Dataset.

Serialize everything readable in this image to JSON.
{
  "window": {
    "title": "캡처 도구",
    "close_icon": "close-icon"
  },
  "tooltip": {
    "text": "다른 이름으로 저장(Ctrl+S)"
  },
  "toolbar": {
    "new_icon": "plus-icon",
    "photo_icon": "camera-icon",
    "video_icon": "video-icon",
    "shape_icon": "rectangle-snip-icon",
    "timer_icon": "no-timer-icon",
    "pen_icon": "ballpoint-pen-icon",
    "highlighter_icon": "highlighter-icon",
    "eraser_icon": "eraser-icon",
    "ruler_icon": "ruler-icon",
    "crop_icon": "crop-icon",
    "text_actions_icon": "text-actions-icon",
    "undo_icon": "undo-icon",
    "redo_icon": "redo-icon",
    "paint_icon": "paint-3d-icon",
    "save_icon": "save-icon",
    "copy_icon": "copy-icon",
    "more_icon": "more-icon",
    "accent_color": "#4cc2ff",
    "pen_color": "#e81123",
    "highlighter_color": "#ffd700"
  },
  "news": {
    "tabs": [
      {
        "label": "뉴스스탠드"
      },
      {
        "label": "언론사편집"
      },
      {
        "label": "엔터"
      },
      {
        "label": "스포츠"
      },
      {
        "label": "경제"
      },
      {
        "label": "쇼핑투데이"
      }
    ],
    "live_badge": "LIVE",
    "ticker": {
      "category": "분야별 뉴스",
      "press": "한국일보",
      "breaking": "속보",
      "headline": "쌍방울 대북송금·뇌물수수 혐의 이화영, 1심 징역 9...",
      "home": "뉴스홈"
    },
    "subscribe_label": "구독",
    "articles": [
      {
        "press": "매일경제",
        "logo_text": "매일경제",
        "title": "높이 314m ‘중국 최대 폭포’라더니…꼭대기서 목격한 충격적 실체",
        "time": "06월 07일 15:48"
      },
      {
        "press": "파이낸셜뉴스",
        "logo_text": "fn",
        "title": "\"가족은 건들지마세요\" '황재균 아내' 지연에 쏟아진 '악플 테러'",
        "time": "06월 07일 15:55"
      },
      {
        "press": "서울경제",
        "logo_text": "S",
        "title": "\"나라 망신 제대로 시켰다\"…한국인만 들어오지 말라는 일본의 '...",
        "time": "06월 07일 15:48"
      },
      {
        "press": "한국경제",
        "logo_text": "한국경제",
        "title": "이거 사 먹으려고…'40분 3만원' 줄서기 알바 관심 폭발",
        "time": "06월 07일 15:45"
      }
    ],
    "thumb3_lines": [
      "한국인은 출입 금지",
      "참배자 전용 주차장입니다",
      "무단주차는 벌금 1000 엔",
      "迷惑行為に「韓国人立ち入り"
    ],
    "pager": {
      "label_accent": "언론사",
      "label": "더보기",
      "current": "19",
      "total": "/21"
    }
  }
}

What you should do. Give nothing but the count of lines in the listing above that hold the string "press".

Reply to the exercise. 5